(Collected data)
+-------+

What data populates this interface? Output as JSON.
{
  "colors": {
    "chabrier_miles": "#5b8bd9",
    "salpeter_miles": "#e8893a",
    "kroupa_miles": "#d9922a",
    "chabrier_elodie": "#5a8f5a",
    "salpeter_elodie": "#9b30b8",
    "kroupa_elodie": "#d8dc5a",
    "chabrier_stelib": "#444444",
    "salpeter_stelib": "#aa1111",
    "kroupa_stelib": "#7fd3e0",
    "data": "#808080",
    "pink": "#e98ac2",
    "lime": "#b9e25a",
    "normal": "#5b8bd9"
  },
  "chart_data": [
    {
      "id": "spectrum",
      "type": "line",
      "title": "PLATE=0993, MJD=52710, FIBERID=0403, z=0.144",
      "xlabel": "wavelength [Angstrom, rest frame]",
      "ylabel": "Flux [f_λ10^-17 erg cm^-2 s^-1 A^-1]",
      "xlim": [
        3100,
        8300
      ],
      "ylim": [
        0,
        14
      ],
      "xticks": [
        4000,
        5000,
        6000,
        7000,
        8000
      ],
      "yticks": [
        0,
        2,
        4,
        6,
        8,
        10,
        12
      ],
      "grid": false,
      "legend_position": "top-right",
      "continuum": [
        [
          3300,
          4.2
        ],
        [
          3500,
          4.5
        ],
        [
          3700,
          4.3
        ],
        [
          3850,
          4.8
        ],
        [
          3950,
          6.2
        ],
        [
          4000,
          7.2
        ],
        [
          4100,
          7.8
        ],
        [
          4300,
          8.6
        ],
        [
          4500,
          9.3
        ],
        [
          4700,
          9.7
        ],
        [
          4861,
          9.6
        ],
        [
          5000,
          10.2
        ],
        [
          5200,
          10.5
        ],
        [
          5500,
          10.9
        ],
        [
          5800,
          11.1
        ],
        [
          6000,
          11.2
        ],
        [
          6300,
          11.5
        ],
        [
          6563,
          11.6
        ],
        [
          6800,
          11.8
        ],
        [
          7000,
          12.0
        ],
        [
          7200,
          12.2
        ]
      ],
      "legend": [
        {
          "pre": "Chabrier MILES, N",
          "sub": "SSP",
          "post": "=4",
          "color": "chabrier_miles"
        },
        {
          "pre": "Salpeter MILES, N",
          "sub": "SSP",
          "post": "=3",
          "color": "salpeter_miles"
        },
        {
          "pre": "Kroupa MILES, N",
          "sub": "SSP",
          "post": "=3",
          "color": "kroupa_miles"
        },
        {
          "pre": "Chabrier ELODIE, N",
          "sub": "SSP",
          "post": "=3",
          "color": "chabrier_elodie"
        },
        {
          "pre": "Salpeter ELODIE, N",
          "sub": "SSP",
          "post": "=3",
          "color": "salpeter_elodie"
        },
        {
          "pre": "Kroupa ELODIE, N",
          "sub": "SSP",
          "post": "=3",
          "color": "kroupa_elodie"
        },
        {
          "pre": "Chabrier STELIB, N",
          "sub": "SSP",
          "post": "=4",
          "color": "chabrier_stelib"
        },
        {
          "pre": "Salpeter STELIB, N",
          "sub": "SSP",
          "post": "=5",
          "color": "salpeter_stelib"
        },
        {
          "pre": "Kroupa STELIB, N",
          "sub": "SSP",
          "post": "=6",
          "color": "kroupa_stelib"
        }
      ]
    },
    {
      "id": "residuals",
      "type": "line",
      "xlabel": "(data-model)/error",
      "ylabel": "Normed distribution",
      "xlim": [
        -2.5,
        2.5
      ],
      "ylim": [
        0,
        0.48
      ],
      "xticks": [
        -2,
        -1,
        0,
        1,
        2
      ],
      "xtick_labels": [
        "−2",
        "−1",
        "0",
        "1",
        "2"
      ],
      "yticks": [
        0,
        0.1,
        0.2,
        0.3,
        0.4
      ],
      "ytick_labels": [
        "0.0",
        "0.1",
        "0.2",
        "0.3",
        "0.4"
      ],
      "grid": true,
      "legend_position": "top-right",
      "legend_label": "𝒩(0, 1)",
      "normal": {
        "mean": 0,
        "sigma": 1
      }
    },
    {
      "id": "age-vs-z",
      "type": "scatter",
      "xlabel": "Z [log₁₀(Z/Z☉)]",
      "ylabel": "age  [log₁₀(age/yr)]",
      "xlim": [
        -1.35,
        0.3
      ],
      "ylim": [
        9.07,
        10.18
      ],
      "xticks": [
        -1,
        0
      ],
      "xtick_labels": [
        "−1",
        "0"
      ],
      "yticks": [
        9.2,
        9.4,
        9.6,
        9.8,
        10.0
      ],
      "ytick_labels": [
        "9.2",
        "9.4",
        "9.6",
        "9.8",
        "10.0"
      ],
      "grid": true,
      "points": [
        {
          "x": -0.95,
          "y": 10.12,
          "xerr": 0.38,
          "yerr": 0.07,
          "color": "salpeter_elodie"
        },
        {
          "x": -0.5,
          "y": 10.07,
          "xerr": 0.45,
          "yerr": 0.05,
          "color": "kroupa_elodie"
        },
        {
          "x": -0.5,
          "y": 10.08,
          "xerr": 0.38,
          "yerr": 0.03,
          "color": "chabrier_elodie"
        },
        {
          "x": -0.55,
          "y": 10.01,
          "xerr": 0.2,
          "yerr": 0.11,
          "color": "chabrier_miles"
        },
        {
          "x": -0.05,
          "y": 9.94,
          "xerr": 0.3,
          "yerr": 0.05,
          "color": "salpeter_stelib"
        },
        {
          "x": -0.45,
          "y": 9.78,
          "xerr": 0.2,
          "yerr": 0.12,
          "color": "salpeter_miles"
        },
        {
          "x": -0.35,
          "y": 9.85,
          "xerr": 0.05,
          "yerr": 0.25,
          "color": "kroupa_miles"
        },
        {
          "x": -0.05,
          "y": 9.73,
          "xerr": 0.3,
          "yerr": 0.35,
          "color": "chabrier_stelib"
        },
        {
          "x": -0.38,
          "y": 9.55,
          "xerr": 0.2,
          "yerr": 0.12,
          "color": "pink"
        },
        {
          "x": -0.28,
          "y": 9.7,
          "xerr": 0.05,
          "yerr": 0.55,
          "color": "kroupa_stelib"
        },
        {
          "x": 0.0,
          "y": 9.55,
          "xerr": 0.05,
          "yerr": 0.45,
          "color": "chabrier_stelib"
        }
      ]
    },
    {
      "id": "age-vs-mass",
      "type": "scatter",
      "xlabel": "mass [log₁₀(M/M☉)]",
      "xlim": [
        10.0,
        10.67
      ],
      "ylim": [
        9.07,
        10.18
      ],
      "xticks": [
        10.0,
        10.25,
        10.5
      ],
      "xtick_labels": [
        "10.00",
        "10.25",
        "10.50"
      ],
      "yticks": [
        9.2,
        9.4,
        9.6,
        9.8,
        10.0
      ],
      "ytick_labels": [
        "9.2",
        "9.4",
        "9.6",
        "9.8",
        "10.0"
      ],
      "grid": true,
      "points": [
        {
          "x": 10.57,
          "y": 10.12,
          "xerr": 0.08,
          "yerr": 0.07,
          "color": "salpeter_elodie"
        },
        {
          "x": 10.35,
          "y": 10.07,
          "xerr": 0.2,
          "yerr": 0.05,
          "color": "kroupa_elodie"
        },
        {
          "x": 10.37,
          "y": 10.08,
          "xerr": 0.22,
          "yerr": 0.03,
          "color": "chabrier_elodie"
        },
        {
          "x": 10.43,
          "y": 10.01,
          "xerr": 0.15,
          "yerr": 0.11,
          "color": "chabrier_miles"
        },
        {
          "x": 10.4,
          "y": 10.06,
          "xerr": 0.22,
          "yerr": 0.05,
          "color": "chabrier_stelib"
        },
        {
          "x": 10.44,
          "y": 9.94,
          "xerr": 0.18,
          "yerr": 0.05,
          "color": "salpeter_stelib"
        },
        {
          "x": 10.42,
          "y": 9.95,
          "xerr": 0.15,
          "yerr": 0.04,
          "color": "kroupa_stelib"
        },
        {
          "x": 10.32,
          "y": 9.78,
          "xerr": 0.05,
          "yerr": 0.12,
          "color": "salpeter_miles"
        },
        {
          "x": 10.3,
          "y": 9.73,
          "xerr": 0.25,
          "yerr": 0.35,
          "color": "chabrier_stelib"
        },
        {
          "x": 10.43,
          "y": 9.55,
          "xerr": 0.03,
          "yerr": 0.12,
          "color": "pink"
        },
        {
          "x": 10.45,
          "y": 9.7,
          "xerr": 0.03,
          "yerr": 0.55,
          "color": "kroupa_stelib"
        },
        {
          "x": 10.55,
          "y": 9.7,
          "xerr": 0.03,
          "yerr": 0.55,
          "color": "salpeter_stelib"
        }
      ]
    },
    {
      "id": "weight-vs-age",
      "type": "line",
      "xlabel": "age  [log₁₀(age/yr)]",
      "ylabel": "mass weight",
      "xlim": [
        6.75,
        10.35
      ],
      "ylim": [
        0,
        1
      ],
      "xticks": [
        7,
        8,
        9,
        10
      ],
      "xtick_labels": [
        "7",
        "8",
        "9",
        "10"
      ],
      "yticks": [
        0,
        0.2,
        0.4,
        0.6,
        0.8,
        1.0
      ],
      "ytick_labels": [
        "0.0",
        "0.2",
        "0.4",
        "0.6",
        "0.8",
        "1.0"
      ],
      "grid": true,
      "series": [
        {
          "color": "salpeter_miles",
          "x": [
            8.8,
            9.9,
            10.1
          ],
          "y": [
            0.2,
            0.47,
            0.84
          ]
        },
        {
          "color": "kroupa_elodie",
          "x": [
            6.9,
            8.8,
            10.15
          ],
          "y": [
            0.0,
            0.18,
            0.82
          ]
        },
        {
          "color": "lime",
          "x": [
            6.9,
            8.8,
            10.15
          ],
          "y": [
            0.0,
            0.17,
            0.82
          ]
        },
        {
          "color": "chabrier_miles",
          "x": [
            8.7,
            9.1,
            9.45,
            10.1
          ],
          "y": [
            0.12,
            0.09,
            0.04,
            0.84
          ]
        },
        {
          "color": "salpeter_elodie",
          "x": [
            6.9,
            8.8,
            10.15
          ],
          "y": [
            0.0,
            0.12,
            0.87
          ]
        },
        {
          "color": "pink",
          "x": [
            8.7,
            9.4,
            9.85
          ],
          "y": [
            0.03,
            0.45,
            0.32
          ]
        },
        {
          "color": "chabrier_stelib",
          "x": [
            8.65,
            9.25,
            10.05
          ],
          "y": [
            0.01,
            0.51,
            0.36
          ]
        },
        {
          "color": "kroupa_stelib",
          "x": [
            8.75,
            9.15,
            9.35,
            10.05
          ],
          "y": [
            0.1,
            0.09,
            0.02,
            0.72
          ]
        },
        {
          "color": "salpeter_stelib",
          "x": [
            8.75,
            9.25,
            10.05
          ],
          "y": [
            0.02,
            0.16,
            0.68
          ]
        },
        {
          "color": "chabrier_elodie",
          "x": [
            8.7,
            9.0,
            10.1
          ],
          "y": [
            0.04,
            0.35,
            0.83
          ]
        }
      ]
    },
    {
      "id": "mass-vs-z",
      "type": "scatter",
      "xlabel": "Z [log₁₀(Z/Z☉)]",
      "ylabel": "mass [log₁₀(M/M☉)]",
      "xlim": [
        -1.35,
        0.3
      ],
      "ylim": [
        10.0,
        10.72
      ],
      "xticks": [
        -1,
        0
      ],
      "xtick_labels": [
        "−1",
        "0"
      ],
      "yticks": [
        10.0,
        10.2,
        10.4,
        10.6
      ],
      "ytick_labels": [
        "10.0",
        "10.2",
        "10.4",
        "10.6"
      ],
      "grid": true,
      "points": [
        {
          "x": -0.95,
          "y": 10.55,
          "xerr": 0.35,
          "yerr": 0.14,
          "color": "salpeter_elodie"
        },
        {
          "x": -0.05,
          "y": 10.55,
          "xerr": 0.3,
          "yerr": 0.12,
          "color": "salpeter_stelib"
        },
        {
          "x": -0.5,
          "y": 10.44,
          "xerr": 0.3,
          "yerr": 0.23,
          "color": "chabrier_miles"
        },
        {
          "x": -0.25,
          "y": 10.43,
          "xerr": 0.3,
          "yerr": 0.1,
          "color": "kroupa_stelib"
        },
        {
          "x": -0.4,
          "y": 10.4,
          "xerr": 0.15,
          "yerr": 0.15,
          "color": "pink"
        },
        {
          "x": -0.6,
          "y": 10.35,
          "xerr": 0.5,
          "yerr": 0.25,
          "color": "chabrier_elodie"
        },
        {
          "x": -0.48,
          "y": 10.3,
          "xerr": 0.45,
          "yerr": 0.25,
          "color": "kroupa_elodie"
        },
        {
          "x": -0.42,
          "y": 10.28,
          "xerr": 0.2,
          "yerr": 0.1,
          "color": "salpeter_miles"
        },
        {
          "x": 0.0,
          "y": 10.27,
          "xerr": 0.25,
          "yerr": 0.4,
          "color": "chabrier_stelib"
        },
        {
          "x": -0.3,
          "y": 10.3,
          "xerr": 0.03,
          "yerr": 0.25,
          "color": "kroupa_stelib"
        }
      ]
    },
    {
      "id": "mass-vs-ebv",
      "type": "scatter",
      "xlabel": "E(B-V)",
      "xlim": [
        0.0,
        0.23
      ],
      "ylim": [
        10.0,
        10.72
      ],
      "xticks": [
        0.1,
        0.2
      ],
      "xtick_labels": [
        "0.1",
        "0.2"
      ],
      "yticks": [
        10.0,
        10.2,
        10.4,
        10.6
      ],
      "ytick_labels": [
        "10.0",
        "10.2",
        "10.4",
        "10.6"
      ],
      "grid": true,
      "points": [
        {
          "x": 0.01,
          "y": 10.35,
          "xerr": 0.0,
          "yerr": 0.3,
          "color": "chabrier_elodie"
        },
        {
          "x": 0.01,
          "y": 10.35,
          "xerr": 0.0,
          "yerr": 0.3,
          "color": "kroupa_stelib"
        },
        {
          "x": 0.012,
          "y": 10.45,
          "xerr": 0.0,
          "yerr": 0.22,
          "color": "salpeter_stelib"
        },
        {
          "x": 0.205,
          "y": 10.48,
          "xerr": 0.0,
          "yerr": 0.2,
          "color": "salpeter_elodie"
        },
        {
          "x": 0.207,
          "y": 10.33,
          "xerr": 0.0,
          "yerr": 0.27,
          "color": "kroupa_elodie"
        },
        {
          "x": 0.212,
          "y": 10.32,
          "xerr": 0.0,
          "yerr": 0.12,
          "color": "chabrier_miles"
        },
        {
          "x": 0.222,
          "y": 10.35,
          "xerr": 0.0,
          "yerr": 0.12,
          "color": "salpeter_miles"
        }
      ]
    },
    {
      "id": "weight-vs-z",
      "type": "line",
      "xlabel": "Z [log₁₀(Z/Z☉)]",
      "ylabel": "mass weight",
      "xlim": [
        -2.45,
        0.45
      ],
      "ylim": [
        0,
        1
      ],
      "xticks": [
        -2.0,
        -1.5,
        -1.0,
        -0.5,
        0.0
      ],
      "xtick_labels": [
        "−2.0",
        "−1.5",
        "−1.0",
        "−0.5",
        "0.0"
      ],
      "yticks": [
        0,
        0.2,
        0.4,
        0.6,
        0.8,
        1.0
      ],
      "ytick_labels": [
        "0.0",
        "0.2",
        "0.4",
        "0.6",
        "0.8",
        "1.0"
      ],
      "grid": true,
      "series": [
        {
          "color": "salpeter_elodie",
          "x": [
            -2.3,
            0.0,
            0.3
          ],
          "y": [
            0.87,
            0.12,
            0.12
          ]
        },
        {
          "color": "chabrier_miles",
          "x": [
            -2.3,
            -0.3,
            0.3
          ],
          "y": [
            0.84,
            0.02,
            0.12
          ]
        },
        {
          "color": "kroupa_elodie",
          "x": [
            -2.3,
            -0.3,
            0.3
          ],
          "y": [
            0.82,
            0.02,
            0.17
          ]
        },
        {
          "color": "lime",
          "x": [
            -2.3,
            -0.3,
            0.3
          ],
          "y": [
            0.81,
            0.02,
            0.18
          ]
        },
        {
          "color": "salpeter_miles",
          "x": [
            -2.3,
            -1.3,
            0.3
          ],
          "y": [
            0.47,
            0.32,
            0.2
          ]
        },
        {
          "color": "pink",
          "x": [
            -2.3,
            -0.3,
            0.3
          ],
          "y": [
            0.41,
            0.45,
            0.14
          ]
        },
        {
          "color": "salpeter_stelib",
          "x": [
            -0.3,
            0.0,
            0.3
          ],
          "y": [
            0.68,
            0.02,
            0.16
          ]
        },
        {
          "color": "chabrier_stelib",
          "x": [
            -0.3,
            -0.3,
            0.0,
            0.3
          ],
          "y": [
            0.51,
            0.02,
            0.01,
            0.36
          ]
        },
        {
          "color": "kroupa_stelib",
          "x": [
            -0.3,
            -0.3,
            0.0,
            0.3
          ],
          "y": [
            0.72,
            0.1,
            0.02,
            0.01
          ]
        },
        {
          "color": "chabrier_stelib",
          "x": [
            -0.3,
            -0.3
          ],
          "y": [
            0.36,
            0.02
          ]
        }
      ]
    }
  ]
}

+-------+

## TASK BRIEF
Above are entries; state the number of lines among them that contain "mass", and nothing else.

## RESULT OF THE EXERCISE
7